### Short task:
Copy out all of the data exactly as it appears.

[BEGIN]

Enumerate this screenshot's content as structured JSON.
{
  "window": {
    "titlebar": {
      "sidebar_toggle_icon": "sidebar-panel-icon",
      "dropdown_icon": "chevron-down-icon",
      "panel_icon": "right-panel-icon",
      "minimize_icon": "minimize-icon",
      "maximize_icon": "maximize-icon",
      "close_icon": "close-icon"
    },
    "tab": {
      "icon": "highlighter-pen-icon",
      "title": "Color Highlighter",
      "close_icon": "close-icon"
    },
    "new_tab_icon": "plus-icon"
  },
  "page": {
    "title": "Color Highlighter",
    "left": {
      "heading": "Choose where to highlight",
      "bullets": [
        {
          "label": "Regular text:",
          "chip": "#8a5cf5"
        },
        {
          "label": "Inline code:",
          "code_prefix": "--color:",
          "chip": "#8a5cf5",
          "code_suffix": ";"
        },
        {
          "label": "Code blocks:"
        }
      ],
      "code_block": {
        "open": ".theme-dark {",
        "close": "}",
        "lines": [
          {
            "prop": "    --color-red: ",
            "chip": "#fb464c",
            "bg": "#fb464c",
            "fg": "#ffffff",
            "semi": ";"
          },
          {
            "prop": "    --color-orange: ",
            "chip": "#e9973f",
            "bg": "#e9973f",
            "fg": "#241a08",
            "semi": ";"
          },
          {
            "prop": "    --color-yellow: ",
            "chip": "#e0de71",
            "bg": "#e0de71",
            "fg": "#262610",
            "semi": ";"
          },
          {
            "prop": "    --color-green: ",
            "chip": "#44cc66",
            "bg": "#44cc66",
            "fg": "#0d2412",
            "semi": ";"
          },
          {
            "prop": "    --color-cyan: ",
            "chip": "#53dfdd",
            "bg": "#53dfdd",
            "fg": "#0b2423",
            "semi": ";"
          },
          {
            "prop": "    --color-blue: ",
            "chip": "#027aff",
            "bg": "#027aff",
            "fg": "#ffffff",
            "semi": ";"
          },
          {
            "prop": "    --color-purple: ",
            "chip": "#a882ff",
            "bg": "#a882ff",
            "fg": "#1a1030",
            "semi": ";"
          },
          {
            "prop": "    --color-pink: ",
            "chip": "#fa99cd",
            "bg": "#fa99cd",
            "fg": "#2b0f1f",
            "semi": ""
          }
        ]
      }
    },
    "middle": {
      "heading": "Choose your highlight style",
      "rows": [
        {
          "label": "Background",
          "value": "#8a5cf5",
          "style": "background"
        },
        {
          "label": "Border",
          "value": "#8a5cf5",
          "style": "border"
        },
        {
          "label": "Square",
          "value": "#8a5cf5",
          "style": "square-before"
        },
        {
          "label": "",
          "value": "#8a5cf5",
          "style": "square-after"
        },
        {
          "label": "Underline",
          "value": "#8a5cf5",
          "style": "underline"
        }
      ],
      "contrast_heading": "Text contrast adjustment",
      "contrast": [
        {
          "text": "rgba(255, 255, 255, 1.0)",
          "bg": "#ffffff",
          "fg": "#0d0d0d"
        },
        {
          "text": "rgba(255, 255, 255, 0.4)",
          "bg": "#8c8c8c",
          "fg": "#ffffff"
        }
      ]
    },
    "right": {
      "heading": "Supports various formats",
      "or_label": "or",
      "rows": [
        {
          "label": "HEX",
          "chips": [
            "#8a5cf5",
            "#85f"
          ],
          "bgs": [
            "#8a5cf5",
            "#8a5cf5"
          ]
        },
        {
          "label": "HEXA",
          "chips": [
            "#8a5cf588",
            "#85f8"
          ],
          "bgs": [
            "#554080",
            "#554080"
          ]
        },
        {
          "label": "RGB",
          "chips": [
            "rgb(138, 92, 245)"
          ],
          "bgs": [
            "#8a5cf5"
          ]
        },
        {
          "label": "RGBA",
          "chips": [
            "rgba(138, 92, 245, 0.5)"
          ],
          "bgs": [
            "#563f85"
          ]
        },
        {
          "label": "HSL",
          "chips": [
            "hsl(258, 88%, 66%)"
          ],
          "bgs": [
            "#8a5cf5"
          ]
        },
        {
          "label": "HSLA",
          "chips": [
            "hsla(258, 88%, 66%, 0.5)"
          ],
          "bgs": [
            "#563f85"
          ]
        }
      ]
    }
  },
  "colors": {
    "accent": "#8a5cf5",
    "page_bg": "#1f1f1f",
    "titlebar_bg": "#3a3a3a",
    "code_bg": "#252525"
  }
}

[END]

### Written reply:
Enumerate this screenshot's content as structured JSON.
{
  "window": {
    "titlebar": {
      "sidebar_toggle_icon": "sidebar-panel-icon",
      "dropdown_icon": "chevron-down-icon",
      "panel_icon": "right-panel-icon",
      "minimize_icon": "minimize-icon",
      "maximize_icon": "maximize-icon",
      "close_icon": "close-icon"
    },
    "tab": {
      "icon": "highlighter-pen-icon",
      "title": "Color Highlighter",
      "close_icon": "close-icon"
    },
    "new_tab_icon": "plus-icon"
  },
  "page": {
    "title": "Color Highlighter",
    "left": {
      "heading": "Choose where to highlight",
      "bullets": [
        {
          "label": "Regular text:",
          "chip": "#8a5cf5"
        },
        {
          "label": "Inline code:",
          "code_prefix": "--color:",
          "chip": "#8a5cf5",
          "code_suffix": ";"
        },
        {
          "label": "Code blocks:"
        }
      ],
      "code_block": {
        "open": ".theme-dark {",
        "close": "}",
        "lines": [
          {
            "prop": "    --color-red: ",
            "chip": "#fb464c",
            "bg": "#fb464c",
            "fg": "#ffffff",
            "semi": ";"
          },
          {
            "prop": "    --color-orange: ",
            "chip": "#e9973f",
            "bg": "#e9973f",
            "fg": "#241a08",
            "semi": ";"
          },
          {
            "prop": "    --color-yellow: ",
            "chip": "#e0de71",
            "bg": "#e0de71",
            "fg": "#262610",
            "semi": ";"
          },
          {
            "prop": "    --color-green: ",
            "chip": "#44cc66",
            "bg": "#44cc66",
            "fg": "#0d2412",
            "semi": ";"
          },
          {
            "prop": "    --color-cyan: ",
            "chip": "#53dfdd",
            "bg": "#53dfdd",
            "fg": "#0b2423",
            "semi": ";"
          },
          {
            "prop": "    --color-blue: ",
            "chip": "#027aff",
            "bg": "#027aff",
            "fg": "#ffffff",
            "semi": ";"
          },
          {
            "prop": "    --color-purple: ",
            "chip": "#a882ff",
            "bg": "#a882ff",
            "fg": "#1a1030",
            "semi": ";"
          },
          {
            "prop": "    --color-pink: ",
            "chip": "#fa99cd",
            "bg": "#fa99cd",
            "fg": "#2b0f1f",
            "semi": ""
          }
        ]
      }
    },
    "middle": {
      "heading": "Choose your highlight style",
      "rows": [
        {
          "label": "Background",
          "value": "#8a5cf5",
          "style": "background"
        },
        {
          "label": "Border",
          "value": "#8a5cf5",
          "style": "border"
        },
        {
          "label": "Square",
          "value": "#8a5cf5",
          "style": "square-before"
        },
        {
          "label": "",
          "value": "#8a5cf5",
          "style": "square-after"
        },
        {
          "label": "Underline",
          "value": "#8a5cf5",
          "style": "underline"
        }
      ],
      "contrast_heading": "Text contrast adjustment",
      "contrast": [
        {
          "text": "rgba(255, 255, 255, 1.0)",
          "bg": "#ffffff",
          "fg": "#0d0d0d"
        },
        {
          "text": "rgba(255, 255, 255, 0.4)",
          "bg": "#8c8c8c",
          "fg": "#ffffff"
        }
      ]
    },
    "right": {
      "heading": "Supports various formats",
      "or_label": "or",
      "rows": [
        {
          "label": "HEX",
          "chips": [
            "#8a5cf5",
            "#85f"
          ],
          "bgs": [
            "#8a5cf5",
            "#8a5cf5"
          ]
        },
        {
          "label": "HEXA",
          "chips": [
            "#8a5cf588",
            "#85f8"
          ],
          "bgs": [
            "#554080",
            "#554080"
          ]
        },
        {
          "label": "RGB",
          "chips": [
            "rgb(138, 92, 245)"
          ],
          "bgs": [
            "#8a5cf5"
          ]
        },
        {
          "label": "RGBA",
          "chips": [
            "rgba(138, 92, 245, 0.5)"
          ],
          "bgs": [
            "#563f85"
          ]
        },
        {
          "label": "HSL",
          "chips": [
            "hsl(258, 88%, 66%)"
          ],
          "bgs": [
            "#8a5cf5"
          ]
        },
        {
          "label": "HSLA",
          "chips": [
            "hsla(258, 88%, 66%, 0.5)"
          ],
          "bgs": [
            "#563f85"
          ]
        }
      ]
    }
  },
  "colors": {
    "accent": "#8a5cf5",
    "page_bg": "#1f1f1f",
    "titlebar_bg": "#3a3a3a",
    "code_bg": "#252525"
  }
}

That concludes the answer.